_Stated problem_
Retype all the records with nothing changed.

[Saved entries]
↓↓↓

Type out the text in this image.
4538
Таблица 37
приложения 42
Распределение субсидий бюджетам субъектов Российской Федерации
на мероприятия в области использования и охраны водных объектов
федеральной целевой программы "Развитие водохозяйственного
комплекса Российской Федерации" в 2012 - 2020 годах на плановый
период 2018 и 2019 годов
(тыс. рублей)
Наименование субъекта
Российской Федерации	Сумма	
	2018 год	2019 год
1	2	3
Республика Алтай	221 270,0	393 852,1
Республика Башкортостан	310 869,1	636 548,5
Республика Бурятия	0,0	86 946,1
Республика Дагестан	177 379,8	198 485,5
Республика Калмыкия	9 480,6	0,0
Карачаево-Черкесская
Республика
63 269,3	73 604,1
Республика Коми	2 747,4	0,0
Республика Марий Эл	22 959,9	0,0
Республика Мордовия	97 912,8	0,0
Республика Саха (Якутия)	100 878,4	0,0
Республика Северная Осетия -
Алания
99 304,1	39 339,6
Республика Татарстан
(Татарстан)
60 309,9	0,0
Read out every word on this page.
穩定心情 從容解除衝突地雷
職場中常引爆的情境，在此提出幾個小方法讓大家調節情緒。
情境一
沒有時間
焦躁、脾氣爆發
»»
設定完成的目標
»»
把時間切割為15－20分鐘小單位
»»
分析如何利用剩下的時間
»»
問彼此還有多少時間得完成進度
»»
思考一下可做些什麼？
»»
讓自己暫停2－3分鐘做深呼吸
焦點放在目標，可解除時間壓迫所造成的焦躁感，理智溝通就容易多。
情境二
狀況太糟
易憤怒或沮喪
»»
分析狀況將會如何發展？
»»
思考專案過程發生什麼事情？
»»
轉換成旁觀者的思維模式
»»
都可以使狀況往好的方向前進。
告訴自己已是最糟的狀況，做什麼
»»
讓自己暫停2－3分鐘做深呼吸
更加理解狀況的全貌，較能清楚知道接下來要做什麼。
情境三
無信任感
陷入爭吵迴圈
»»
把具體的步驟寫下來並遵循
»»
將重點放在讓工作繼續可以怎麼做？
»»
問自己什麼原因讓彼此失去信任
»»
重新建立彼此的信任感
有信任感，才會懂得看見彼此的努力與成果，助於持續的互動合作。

↑↑↑

_Result_
Type out the text in this image.
4538
Таблица 37
приложения 42
Распределение субсидий бюджетам субъектов Российской Федерации
на мероприятия в области использования и охраны водных объектов
федеральной целевой программы "Развитие водохозяйственного
комплекса Российской Федерации" в 2012 - 2020 годах на плановый
период 2018 и 2019 годов
(тыс. рублей)
Наименование субъекта
Российской Федерации	Сумма	
	2018 год	2019 год
1	2	3
Республика Алтай	221 270,0	393 852,1
Республика Башкортостан	310 869,1	636 548,5
Республика Бурятия	0,0	86 946,1
Республика Дагестан	177 379,8	198 485,5
Республика Калмыкия	9 480,6	0,0
Карачаево-Черкесская
Республика
63 269,3	73 604,1
Республика Коми	2 747,4	0,0
Республика Марий Эл	22 959,9	0,0
Республика Мордовия	97 912,8	0,0
Республика Саха (Якутия)	100 878,4	0,0
Республика Северная Осетия -
Алания
99 304,1	39 339,6
Республика Татарстан
(Татарстан)
60 309,9	0,0
Read out every word on this page.
穩定心情 從容解除衝突地雷
職場中常引爆的情境，在此提出幾個小方法讓大家調節情緒。
情境一
沒有時間
焦躁、脾氣爆發
»»
設定完成的目標
»»
把時間切割為15－20分鐘小單位
»»
分析如何利用剩下的時間
»»
問彼此還有多少時間得完成進度
»»
思考一下可做些什麼？
»»
讓自己暫停2－3分鐘做深呼吸
焦點放在目標，可解除時間壓迫所造成的焦躁感，理智溝通就容易多。
情境二
狀況太糟
易憤怒或沮喪
»»
分析狀況將會如何發展？
»»
思考專案過程發生什麼事情？
»»
轉換成旁觀者的思維模式
»»
都可以使狀況往好的方向前進。
告訴自己已是最糟的狀況，做什麼
»»
讓自己暫停2－3分鐘做深呼吸
更加理解狀況的全貌，較能清楚知道接下來要做什麼。
情境三
無信任感
陷入爭吵迴圈
»»
把具體的步驟寫下來並遵循
»»
將重點放在讓工作繼續可以怎麼做？
»»
問自己什麼原因讓彼此失去信任
»»
重新建立彼此的信任感
有信任感，才會懂得看見彼此的努力與成果，助於持續的互動合作。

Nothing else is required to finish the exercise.